-- GOAL --
No images are to be carried over; print all other material exactly as it stands.

-- RAW DATA --
§

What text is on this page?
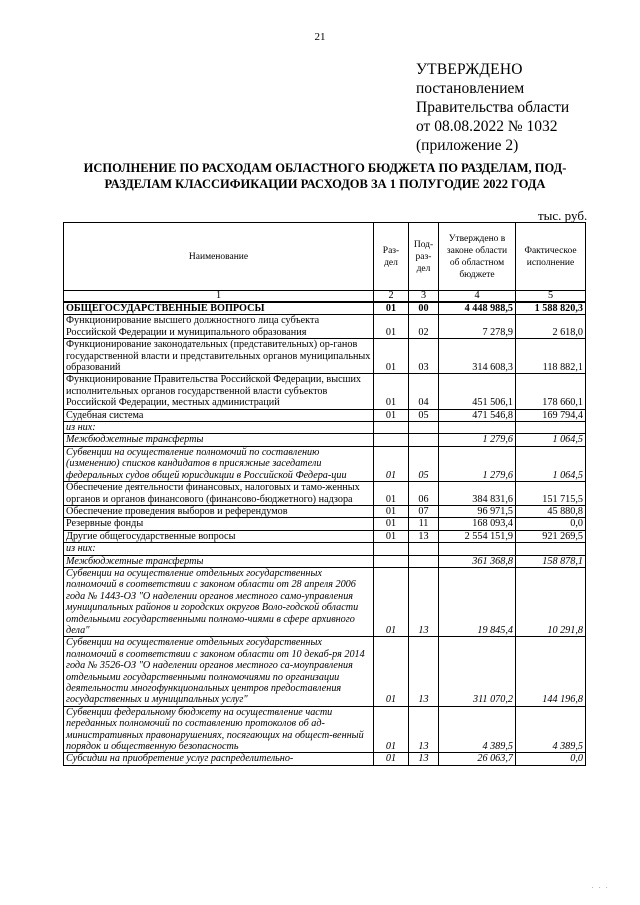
21
УТВЕРЖДЕНО
постановлением
Правительства области
от 08.08.2022 № 1032
(приложение 2)
ИСПОЛНЕНИЕ ПО РАСХОДАМ ОБЛАСТНОГО БЮДЖЕТА ПО РАЗДЕЛАМ, ПОД-РАЗДЕЛАМ КЛАССИФИКАЦИИ РАСХОДОВ ЗА 1 ПОЛУГОДИЕ 2022 ГОДА
тыс. руб.
Наименование	Раз-дел	Под-раз-дел	Утверждено в законе области об областном бюджете	Фактическое исполнение
1	2	3	4	5
ОБЩЕГОСУДАРСТВЕННЫЕ ВОПРОСЫ	01	00	4 448 988,5	1 588 820,3
Функционирование высшего должностного лица субъекта Российской Федерации и муниципального образования	01	02	7 278,9	2 618,0
Функционирование законодательных (представительных) ор-ганов государственной власти и представительных органов муниципальных образований	01	03	314 608,3	118 882,1
Функционирование Правительства Российской Федерации, высших исполнительных органов государственной власти субъектов Российской Федерации, местных администраций	01	04	451 506,1	178 660,1
Судебная система	01	05	471 546,8	169 794,4
из них:				
Межбюджетные трансферты			1 279,6	1 064,5
Субвенции на осуществление полномочий по составлению (изменению) списков кандидатов в присяжные заседатели федеральных судов общей юрисдикции в Российской Федера-ции	01	05	1 279,6	1 064,5
Обеспечение деятельности финансовых, налоговых и тамо-женных органов и органов финансового (финансово-бюджетного) надзора	01	06	384 831,6	151 715,5
Обеспечение проведения выборов и референдумов	01	07	96 971,5	45 880,8
Резервные фонды	01	11	168 093,4	0,0
Другие общегосударственные вопросы	01	13	2 554 151,9	921 269,5
из них:				
Межбюджетные трансферты			361 368,8	158 878,1
Субвенции на осуществление отдельных государственных полномочий в соответствии с законом области от 28 апреля 2006 года № 1443-ОЗ "О наделении органов местного само-управления муниципальных районов и городских округов Воло-годской области отдельными государственными полномо-чиями в сфере архивного дела"	01	13	19 845,4	10 291,8
Субвенции на осуществление отдельных государственных полномочий в соответствии с законом области от 10 декаб-ря 2014 года № 3526-ОЗ "О наделении органов местного са-моуправления отдельными государственными полномочиями по организации деятельности многофункциональных центров предоставления государственных и муниципальных услуг"	01	13	311 070,2	144 196,8
Субвенции федеральному бюджету на осуществление части переданных полномочий по составлению протоколов об ад-министративных правонарушениях, посягающих на общест-венный порядок и общественную безопасность	01	13	4 389,5	4 389,5
Субсидии на приобретение услуг распределительно-	01	13	26 063,7	0,0
. . .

§

-- SOLUTION TO THIS TASK --
What text is on this page?
21
УТВЕРЖДЕНО
постановлением
Правительства области
от 08.08.2022 № 1032
(приложение 2)
ИСПОЛНЕНИЕ ПО РАСХОДАМ ОБЛАСТНОГО БЮДЖЕТА ПО РАЗДЕЛАМ, ПОД-РАЗДЕЛАМ КЛАССИФИКАЦИИ РАСХОДОВ ЗА 1 ПОЛУГОДИЕ 2022 ГОДА
тыс. руб.
Наименование	Раз-дел	Под-раз-дел	Утверждено в законе области об областном бюджете	Фактическое исполнение
1	2	3	4	5
ОБЩЕГОСУДАРСТВЕННЫЕ ВОПРОСЫ	01	00	4 448 988,5	1 588 820,3
Функционирование высшего должностного лица субъекта Российской Федерации и муниципального образования	01	02	7 278,9	2 618,0
Функционирование законодательных (представительных) ор-ганов государственной власти и представительных органов муниципальных образований	01	03	314 608,3	118 882,1
Функционирование Правительства Российской Федерации, высших исполнительных органов государственной власти субъектов Российской Федерации, местных администраций	01	04	451 506,1	178 660,1
Судебная система	01	05	471 546,8	169 794,4
из них:				
Межбюджетные трансферты			1 279,6	1 064,5
Субвенции на осуществление полномочий по составлению (изменению) списков кандидатов в присяжные заседатели федеральных судов общей юрисдикции в Российской Федера-ции	01	05	1 279,6	1 064,5
Обеспечение деятельности финансовых, налоговых и тамо-женных органов и органов финансового (финансово-бюджетного) надзора	01	06	384 831,6	151 715,5
Обеспечение проведения выборов и референдумов	01	07	96 971,5	45 880,8
Резервные фонды	01	11	168 093,4	0,0
Другие общегосударственные вопросы	01	13	2 554 151,9	921 269,5
из них:				
Межбюджетные трансферты			361 368,8	158 878,1
Субвенции на осуществление отдельных государственных полномочий в соответствии с законом области от 28 апреля 2006 года № 1443-ОЗ "О наделении органов местного само-управления муниципальных районов и городских округов Воло-годской области отдельными государственными полномо-чиями в сфере архивного дела"	01	13	19 845,4	10 291,8
Субвенции на осуществление отдельных государственных полномочий в соответствии с законом области от 10 декаб-ря 2014 года № 3526-ОЗ "О наделении органов местного са-моуправления отдельными государственными полномочиями по организации деятельности многофункциональных центров предоставления государственных и муниципальных услуг"	01	13	311 070,2	144 196,8
Субвенции федеральному бюджету на осуществление части переданных полномочий по составлению протоколов об ад-министративных правонарушениях, посягающих на общест-венный порядок и общественную безопасность	01	13	4 389,5	4 389,5
Субсидии на приобретение услуг распределительно-	01	13	26 063,7	0,0
. . .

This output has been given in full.